#### PROBLEM
The records below must be retyped exactly.

#### SUPPLIED ENTRIES
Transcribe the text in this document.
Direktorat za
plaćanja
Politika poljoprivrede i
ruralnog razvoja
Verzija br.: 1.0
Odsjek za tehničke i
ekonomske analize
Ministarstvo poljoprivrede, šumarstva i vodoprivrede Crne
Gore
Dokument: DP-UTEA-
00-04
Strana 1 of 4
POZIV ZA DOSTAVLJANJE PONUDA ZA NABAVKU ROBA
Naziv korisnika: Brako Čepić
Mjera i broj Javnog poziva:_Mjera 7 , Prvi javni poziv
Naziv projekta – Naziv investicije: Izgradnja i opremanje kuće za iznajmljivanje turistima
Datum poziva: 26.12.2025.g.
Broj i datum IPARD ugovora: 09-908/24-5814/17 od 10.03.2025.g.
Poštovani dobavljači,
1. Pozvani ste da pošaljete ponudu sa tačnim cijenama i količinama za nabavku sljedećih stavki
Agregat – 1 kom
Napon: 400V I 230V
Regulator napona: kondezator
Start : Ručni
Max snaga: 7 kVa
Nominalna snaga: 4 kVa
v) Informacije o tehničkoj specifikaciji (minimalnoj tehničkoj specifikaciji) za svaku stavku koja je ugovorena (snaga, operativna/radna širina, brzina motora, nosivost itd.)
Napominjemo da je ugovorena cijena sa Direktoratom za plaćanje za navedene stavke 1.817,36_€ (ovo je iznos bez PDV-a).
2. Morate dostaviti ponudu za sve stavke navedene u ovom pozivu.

#### EXERCISE SOLUTION
Transcribe the text in this document.
Direktorat za
plaćanja
Politika poljoprivrede i
ruralnog razvoja
Verzija br.: 1.0
Odsjek za tehničke i
ekonomske analize
Ministarstvo poljoprivrede, šumarstva i vodoprivrede Crne
Gore
Dokument: DP-UTEA-
00-04
Strana 1 of 4
POZIV ZA DOSTAVLJANJE PONUDA ZA NABAVKU ROBA
Naziv korisnika: Brako Čepić
Mjera i broj Javnog poziva:_Mjera 7 , Prvi javni poziv
Naziv projekta – Naziv investicije: Izgradnja i opremanje kuće za iznajmljivanje turistima
Datum poziva: 26.12.2025.g.
Broj i datum IPARD ugovora: 09-908/24-5814/17 od 10.03.2025.g.
Poštovani dobavljači,
1. Pozvani ste da pošaljete ponudu sa tačnim cijenama i količinama za nabavku sljedećih stavki
Agregat – 1 kom
Napon: 400V I 230V
Regulator napona: kondezator
Start : Ručni
Max snaga: 7 kVa
Nominalna snaga: 4 kVa
v) Informacije o tehničkoj specifikaciji (minimalnoj tehničkoj specifikaciji) za svaku stavku koja je ugovorena (snaga, operativna/radna širina, brzina motora, nosivost itd.)
Napominjemo da je ugovorena cijena sa Direktoratom za plaćanje za navedene stavke 1.817,36_€ (ovo je iznos bez PDV-a).
2. Morate dostaviti ponudu za sve stavke navedene u ovom pozivu.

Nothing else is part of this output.